• **Passage**
=== Begin Enclosure ===

Arkell was found dead shortly after midnight next to his Honda Accord at an apartment complex on South 93rd Street in the South End. According to charging papers, the vehicle had more than a dozen bullet holes in it. Surveillance video reportedly showed a light-colored vehicle pass the Honda at 12:16 a.m., then return six minutes later. Muzzle flashes could be seen from the driver and rear passenger windows just before it passed the Honda again.

Arkell’s death was among five the FBI identified to The News Tribune as being linked to members of the Knoccout Crips, a street gang formed around 2006 to 2008 in Tacoma, according to federal authorities. At a news conference at Tacoma police headquarters in August, a prosecutor with the U.S. Attorney’s Office for Western Washington said the string of homicides prompted an investigation into fentanyl trafficking. That probe exposed a multi-state drug ring moving fentanyl between Phoenix, Tacoma and, in at least one instance, Baltimore.

=== End Enclosure ===

• **Exercises to complete**
1. Summarize the news excerpt about Arkell's death in two sentences.
2. Carry the news report on Arkell's killing and the Knoccout Crips forward, starting after its final sentence.

• **Data to examine**

=== Begin Enclosure ===

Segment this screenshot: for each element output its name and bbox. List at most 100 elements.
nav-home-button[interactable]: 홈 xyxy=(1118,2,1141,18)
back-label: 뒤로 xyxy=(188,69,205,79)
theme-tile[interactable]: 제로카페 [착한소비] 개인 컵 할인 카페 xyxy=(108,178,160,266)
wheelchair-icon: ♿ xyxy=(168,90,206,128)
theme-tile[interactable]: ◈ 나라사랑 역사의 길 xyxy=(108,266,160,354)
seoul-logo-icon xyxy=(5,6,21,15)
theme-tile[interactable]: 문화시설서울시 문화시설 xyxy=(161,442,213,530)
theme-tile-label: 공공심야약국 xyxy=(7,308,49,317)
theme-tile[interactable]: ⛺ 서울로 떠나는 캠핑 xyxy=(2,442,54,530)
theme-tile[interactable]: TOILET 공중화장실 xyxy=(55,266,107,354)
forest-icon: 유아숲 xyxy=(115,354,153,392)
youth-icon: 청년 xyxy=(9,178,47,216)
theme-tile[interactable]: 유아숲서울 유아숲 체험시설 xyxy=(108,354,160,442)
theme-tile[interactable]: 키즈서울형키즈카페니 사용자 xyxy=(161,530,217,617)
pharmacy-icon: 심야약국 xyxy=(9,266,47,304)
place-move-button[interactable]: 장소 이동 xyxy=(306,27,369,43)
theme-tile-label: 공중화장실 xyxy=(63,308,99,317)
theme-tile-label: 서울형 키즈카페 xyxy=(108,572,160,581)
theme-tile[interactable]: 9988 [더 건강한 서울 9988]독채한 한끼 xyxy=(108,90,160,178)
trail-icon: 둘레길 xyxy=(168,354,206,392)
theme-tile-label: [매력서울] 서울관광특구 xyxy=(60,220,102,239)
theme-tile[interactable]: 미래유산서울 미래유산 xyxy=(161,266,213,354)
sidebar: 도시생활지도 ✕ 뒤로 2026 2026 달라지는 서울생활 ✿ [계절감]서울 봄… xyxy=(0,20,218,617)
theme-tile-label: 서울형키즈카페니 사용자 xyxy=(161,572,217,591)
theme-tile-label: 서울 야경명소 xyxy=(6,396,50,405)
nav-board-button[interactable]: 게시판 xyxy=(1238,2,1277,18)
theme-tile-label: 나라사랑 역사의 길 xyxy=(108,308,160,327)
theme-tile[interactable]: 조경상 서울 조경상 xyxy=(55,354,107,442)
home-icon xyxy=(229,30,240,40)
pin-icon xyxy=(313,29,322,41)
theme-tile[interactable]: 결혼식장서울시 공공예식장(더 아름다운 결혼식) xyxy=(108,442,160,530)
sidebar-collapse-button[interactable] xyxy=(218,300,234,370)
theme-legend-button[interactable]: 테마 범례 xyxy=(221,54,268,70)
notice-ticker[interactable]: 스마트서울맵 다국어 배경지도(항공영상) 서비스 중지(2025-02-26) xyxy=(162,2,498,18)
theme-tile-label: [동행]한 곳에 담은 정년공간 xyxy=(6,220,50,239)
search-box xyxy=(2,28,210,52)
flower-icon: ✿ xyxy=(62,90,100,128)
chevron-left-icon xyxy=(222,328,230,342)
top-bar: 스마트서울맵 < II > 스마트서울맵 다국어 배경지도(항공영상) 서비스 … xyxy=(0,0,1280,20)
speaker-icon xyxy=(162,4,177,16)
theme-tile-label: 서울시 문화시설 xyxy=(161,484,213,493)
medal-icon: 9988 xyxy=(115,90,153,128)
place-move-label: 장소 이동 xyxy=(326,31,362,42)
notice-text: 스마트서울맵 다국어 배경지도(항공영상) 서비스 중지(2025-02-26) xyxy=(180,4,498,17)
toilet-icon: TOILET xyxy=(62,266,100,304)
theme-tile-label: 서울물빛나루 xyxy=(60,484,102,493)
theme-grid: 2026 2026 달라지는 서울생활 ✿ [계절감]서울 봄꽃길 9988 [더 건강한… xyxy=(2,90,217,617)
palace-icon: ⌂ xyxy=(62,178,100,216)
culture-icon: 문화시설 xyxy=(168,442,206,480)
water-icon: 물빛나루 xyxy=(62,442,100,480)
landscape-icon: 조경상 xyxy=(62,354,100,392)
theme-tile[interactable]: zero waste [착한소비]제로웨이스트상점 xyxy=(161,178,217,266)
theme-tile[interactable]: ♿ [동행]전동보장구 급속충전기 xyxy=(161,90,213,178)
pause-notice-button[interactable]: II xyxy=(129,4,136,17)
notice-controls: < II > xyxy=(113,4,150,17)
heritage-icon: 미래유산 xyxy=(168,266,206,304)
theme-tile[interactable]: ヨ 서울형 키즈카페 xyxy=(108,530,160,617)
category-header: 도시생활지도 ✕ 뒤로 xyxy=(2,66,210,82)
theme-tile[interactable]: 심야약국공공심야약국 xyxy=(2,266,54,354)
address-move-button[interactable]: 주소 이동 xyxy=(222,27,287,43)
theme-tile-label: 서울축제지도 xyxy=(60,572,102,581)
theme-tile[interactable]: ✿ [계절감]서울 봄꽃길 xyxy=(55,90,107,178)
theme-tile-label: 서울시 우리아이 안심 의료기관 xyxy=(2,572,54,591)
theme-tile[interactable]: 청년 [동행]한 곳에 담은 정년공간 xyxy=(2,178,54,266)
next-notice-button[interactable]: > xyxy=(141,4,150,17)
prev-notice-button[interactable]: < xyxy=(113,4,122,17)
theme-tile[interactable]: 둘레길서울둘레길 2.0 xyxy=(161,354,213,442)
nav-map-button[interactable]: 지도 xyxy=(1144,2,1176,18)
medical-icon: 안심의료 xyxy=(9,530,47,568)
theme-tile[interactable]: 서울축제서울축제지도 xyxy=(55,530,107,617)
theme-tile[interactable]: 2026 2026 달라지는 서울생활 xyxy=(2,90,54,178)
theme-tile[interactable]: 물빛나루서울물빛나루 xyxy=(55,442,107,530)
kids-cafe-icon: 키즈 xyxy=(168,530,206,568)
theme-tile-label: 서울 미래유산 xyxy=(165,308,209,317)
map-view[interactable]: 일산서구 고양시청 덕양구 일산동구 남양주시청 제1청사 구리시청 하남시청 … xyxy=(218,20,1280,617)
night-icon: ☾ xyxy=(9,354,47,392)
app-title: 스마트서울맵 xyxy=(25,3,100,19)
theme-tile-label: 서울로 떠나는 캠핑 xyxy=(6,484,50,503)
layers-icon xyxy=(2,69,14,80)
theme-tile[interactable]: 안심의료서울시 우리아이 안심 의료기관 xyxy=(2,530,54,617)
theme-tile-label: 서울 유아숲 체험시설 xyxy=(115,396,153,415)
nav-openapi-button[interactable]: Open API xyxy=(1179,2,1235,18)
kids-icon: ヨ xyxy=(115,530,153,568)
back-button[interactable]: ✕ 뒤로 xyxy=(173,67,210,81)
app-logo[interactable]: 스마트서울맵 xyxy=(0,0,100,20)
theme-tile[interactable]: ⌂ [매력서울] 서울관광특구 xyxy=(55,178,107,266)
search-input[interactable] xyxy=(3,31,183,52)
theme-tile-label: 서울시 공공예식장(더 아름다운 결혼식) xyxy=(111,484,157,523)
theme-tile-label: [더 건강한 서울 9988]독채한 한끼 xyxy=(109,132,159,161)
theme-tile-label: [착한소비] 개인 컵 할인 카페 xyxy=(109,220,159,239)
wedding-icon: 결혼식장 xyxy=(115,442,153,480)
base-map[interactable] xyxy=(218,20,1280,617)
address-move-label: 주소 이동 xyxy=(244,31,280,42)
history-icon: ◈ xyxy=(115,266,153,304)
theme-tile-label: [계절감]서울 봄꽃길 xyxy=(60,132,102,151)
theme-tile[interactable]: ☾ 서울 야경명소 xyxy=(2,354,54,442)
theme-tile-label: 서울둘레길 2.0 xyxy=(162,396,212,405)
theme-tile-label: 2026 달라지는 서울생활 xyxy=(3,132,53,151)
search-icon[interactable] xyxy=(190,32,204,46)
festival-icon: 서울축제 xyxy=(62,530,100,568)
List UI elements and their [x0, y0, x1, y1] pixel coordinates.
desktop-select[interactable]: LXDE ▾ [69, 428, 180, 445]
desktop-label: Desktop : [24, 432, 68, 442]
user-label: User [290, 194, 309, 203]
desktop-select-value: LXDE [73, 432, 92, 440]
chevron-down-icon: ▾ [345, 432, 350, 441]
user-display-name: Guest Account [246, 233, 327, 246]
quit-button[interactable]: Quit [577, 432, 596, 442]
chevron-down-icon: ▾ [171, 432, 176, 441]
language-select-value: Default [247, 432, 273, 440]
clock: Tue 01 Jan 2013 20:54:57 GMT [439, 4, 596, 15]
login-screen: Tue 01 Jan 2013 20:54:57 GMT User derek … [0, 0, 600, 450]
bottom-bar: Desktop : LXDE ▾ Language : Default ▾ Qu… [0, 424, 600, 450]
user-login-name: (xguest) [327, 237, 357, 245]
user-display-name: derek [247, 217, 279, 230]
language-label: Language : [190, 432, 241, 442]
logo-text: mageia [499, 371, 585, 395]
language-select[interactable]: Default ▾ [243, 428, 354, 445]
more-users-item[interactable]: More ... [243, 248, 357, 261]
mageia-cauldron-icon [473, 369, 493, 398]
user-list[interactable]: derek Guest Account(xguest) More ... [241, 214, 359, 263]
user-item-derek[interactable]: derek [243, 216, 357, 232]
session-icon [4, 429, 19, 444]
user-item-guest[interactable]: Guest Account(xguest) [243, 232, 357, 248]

=== End Enclosure ===

• **Answers provided**
1. Arkell was found dead shortly after midnight beside his bullet-riddled Honda Accord at a South End apartment complex in Tacoma, and surveillance video reportedly showed muzzle flashes from a light-colored vehicle as it passed the car. His death was one of five the FBI linked to members of the Knoccout Crips, and that string of homicides prompted a fentanyl investigation that exposed a multi-state drug ring moving the drug between Phoenix, Tacoma and, at least once, Baltimore.

2.
Gause said there was no evidence of Lamar being a gang member in the Arkell homicide case, and that the lead detective agreed with that in defense interviews. Contacted by email, a representative for the FBI declined to comment when asked if it could identify evidence of Lamar’s purported gang membership.

The Tacoma Police Department declined to answer questions on the allegations made about missteps and dishonesty in their investigation after repeated inquiries.

“Due to an ongoing criminal matter related to this investigation and in order to preserve the integrity of that process we cannot provide further comment at this time,” said Shelbie Boyd, a spokesperson for the Police Department.

Simms remains charged with first-degree murder and second-degree unlawful possession of a firearm in Arkell’s death with a jury trial scheduled for January 2026. Tacoma detectives untruthful about informant, attorney says

The defense’s probe of the Tacoma Police Department’s investigation of Arkell’s killing, according to Gause, revealed “alarming deficiencies” in the department’s investigative processes, including the alleged use of false and misleading statements in sworn reports and search warrants.

Gause said police mischaracterized key witness information that formed the foundation of the case against Lamar. The defense attorney said missteps by police made it hard to trust information used to start the homicide investigation and misled the court and defense for months.

“The defense argued these mistakes showed either a serious misunderstanding of the law or a deliberate effort to twist key facts — actions that damage public trust in law enforcement,” Gause Law Offices said in a news release.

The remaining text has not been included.